Figure collection entries:
*-*-*

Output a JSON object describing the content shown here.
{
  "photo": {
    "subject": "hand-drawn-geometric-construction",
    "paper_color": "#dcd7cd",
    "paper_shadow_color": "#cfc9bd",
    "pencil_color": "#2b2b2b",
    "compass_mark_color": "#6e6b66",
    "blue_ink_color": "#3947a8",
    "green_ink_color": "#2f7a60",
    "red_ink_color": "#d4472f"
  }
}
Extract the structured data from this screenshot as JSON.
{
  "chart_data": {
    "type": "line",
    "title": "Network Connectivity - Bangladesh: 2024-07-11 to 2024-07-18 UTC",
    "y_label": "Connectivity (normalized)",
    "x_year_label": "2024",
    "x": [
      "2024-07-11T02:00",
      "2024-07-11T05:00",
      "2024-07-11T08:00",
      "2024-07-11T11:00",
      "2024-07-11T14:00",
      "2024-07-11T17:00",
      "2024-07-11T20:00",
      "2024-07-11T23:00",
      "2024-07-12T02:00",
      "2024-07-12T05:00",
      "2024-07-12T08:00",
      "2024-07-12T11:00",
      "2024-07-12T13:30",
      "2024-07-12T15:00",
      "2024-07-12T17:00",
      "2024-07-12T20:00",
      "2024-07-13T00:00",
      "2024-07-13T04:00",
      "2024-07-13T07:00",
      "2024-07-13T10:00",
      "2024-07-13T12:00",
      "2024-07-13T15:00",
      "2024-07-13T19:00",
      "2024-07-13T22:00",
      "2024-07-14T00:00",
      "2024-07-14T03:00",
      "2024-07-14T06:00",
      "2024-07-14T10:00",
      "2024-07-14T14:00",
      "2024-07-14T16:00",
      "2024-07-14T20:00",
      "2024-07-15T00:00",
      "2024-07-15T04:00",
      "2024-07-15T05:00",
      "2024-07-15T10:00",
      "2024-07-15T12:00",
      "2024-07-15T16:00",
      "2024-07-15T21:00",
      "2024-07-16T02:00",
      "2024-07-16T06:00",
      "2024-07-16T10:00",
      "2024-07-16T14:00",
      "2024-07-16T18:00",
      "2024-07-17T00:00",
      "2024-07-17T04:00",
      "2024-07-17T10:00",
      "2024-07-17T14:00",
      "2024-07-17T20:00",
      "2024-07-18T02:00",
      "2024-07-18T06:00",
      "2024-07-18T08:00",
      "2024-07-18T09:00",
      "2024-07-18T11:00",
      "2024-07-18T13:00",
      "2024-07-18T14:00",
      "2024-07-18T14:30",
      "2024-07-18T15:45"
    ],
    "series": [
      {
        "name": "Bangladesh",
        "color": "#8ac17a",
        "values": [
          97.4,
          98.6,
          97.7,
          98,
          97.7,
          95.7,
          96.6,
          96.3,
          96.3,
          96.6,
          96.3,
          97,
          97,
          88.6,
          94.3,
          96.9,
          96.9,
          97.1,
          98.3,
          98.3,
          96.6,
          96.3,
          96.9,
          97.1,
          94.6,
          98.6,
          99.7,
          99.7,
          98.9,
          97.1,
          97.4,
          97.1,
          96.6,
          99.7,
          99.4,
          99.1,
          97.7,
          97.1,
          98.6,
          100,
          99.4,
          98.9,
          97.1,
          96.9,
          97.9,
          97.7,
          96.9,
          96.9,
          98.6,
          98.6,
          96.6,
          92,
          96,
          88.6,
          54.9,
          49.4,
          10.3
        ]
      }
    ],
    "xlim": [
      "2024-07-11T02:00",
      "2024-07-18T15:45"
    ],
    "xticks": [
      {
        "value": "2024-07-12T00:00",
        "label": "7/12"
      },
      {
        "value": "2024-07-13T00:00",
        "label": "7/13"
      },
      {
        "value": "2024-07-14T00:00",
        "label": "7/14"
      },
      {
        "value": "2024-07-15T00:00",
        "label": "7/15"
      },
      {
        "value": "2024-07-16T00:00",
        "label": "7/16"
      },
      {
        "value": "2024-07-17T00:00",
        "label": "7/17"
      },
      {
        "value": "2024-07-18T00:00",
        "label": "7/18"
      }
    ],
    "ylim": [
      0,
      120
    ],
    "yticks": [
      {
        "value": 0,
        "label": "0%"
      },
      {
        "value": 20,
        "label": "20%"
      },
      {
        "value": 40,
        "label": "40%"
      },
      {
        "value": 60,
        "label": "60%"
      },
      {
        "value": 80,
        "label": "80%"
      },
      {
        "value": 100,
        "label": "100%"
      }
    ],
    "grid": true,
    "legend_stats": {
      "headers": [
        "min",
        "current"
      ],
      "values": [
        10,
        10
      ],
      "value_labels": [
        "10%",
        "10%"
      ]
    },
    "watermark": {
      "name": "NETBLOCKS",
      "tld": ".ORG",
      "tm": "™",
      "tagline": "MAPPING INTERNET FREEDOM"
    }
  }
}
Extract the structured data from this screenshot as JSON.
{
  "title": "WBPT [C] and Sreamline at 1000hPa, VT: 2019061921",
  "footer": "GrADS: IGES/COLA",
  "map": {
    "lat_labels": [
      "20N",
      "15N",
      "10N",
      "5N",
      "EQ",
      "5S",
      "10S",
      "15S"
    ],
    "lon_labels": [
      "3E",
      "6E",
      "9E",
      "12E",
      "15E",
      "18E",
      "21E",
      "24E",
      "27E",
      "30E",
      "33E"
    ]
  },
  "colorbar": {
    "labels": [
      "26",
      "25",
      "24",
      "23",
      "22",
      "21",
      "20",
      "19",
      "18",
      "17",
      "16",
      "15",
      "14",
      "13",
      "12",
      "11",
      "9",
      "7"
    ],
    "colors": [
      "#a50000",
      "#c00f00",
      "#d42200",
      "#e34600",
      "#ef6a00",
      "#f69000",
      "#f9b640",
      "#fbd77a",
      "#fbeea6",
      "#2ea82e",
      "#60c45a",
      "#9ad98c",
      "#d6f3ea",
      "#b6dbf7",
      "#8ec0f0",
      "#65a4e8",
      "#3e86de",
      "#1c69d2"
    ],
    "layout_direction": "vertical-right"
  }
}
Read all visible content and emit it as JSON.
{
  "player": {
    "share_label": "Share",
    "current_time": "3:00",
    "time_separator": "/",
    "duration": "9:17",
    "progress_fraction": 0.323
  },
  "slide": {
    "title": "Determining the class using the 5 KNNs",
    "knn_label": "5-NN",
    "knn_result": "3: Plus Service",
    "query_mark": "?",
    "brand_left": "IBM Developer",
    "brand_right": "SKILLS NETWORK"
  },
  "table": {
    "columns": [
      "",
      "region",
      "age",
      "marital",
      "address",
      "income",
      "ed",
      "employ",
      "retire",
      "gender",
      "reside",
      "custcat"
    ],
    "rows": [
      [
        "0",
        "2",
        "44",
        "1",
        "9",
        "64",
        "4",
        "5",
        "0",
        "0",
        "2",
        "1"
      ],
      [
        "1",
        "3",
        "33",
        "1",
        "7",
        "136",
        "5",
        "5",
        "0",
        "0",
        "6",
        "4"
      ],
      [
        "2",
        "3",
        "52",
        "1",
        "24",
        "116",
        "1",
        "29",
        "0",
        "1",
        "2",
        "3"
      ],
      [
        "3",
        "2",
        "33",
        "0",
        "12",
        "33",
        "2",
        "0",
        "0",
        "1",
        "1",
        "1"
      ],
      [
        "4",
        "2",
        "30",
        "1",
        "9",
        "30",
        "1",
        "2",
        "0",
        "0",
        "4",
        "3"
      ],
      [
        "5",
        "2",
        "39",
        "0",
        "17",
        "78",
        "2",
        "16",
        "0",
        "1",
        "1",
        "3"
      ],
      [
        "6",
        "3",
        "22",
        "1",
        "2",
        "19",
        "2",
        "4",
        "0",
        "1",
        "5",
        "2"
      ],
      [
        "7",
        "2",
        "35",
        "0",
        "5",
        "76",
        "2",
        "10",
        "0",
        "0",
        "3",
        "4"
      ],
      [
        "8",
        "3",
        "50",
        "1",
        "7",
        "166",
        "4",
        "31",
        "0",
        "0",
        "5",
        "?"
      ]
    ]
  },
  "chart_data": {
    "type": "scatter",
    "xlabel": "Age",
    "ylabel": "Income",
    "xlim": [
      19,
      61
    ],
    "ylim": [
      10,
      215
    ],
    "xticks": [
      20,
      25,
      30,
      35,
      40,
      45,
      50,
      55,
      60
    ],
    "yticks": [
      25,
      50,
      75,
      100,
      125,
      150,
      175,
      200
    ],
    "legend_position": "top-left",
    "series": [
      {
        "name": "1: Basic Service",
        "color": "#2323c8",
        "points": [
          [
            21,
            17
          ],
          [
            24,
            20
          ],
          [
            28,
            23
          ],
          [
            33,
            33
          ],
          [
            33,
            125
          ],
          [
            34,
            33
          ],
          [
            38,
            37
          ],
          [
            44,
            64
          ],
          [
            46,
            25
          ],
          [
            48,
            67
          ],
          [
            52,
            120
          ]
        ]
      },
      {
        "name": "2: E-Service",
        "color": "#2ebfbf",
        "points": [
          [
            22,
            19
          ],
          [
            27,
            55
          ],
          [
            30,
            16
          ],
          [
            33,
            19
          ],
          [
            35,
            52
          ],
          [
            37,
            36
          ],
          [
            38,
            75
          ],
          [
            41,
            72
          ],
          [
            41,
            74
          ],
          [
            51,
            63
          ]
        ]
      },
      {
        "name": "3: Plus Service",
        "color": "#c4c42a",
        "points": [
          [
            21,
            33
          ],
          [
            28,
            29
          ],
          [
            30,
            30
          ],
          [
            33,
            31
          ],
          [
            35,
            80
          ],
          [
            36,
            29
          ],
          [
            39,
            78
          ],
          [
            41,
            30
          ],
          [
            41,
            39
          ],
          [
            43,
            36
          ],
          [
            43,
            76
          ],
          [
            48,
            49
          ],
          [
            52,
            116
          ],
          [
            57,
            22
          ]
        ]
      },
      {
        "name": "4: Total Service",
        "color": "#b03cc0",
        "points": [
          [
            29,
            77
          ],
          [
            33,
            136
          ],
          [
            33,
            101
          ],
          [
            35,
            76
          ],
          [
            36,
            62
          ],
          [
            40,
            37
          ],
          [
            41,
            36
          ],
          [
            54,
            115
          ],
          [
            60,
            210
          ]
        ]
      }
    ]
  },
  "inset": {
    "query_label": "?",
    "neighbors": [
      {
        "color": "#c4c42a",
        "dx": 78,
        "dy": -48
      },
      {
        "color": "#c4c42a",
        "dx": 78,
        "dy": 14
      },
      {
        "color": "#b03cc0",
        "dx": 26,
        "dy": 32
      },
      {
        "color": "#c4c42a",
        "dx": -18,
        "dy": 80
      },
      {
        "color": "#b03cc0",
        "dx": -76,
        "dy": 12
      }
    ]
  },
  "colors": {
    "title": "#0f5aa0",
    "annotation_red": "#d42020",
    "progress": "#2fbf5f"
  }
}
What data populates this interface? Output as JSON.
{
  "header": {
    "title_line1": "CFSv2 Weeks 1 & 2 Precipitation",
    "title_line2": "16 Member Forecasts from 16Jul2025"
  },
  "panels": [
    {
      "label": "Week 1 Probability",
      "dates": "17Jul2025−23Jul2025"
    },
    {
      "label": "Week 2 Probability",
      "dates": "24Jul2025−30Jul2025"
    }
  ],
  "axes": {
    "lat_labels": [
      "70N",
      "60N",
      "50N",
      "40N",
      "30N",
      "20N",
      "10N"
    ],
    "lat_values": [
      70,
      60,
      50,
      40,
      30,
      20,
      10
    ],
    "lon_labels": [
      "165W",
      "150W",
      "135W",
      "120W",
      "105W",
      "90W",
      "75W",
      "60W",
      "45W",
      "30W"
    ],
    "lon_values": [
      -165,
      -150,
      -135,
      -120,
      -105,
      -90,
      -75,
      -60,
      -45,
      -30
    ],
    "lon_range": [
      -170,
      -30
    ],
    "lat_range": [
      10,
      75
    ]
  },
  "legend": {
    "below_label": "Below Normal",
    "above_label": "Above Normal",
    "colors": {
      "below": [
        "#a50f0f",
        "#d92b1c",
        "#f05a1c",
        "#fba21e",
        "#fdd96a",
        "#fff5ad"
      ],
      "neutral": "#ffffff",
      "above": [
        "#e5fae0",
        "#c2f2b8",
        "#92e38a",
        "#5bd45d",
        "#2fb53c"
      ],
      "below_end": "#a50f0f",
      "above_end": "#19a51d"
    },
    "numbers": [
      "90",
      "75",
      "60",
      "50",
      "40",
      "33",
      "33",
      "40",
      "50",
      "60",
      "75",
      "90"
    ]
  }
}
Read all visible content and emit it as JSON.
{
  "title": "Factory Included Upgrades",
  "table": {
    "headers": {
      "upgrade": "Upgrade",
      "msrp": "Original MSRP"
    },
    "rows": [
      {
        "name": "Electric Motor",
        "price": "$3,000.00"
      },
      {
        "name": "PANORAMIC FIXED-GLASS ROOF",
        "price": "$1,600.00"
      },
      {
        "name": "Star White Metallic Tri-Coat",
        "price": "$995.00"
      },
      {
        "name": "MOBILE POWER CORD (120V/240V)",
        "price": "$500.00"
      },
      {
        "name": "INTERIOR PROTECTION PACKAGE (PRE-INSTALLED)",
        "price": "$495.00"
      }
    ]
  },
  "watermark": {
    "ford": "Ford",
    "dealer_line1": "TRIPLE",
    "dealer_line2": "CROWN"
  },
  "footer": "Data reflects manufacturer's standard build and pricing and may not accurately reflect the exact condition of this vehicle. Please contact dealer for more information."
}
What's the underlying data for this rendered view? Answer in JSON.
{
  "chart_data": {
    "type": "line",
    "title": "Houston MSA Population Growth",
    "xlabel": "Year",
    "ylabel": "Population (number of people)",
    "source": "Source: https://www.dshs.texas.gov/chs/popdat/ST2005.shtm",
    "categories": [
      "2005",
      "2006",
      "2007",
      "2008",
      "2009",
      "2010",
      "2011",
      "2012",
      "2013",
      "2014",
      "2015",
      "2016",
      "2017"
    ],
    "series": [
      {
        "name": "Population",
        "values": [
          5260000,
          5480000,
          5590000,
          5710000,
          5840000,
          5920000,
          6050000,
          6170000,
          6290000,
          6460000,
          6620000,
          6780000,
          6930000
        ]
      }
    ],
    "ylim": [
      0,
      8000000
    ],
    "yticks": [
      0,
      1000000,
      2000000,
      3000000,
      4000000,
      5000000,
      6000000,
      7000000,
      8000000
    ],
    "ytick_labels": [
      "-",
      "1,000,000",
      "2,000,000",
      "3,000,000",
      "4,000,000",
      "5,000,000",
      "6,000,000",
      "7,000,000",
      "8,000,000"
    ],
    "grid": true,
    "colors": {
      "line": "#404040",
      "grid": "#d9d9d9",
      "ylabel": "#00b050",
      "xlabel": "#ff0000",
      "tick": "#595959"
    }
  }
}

*-*-*

WHAT IS NEEDED - Using the listing above, list every line in which the string "this" occurs.

ANSWER IN FULL -
Extract the structured data from this screenshot as JSON.
Extract the structured data from this screenshot as JSON.
What data populates this interface? Output as JSON.
  "footer": "Data reflects manufacturer's standard build and pricing and may not accurately reflect the exact condition of this vehicle. Please contact dealer for more information."
What's the underlying data for this rendered view? Answer in JSON.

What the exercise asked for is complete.